Please transcribe the data below exactly. Leave the pictures out.
___ DATA SECTION
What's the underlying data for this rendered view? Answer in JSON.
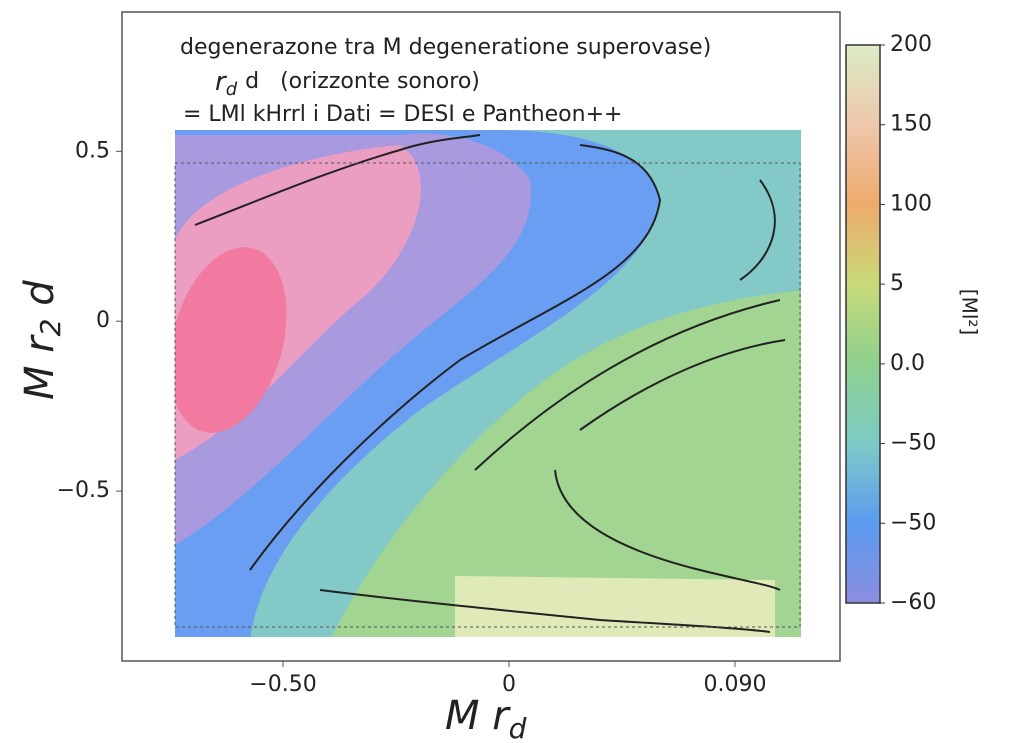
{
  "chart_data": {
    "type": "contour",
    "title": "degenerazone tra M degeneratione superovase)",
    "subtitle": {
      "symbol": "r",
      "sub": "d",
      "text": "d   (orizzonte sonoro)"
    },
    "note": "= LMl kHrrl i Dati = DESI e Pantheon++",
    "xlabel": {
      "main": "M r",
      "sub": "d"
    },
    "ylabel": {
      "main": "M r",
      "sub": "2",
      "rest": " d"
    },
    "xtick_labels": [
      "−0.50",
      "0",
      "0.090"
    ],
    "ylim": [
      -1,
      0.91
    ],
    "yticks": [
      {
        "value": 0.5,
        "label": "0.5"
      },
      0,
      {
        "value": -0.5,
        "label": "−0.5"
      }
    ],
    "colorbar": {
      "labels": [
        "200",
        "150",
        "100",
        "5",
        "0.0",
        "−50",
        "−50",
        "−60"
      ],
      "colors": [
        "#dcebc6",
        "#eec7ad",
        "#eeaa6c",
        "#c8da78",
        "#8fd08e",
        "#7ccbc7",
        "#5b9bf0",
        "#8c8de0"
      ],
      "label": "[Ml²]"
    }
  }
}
______
> _FULL SOLUTION_
What's the underlying data for this rendered view? Answer in JSON.
{
  "chart_data": {
    "type": "contour",
    "title": "degenerazone tra M degeneratione superovase)",
    "subtitle": {
      "symbol": "r",
      "sub": "d",
      "text": "d   (orizzonte sonoro)"
    },
    "note": "= LMl kHrrl i Dati = DESI e Pantheon++",
    "xlabel": {
      "main": "M r",
      "sub": "d"
    },
    "ylabel": {
      "main": "M r",
      "sub": "2",
      "rest": " d"
    },
    "xtick_labels": [
      "−0.50",
      "0",
      "0.090"
    ],
    "ylim": [
      -1,
      0.91
    ],
    "yticks": [
      {
        "value": 0.5,
        "label": "0.5"
      },
      0,
      {
        "value": -0.5,
        "label": "−0.5"
      }
    ],
    "colorbar": {
      "labels": [
        "200",
        "150",
        "100",
        "5",
        "0.0",
        "−50",
        "−50",
        "−60"
      ],
      "colors": [
        "#dcebc6",
        "#eec7ad",
        "#eeaa6c",
        "#c8da78",
        "#8fd08e",
        "#7ccbc7",
        "#5b9bf0",
        "#8c8de0"
      ],
      "label": "[Ml²]"
    }
  }
}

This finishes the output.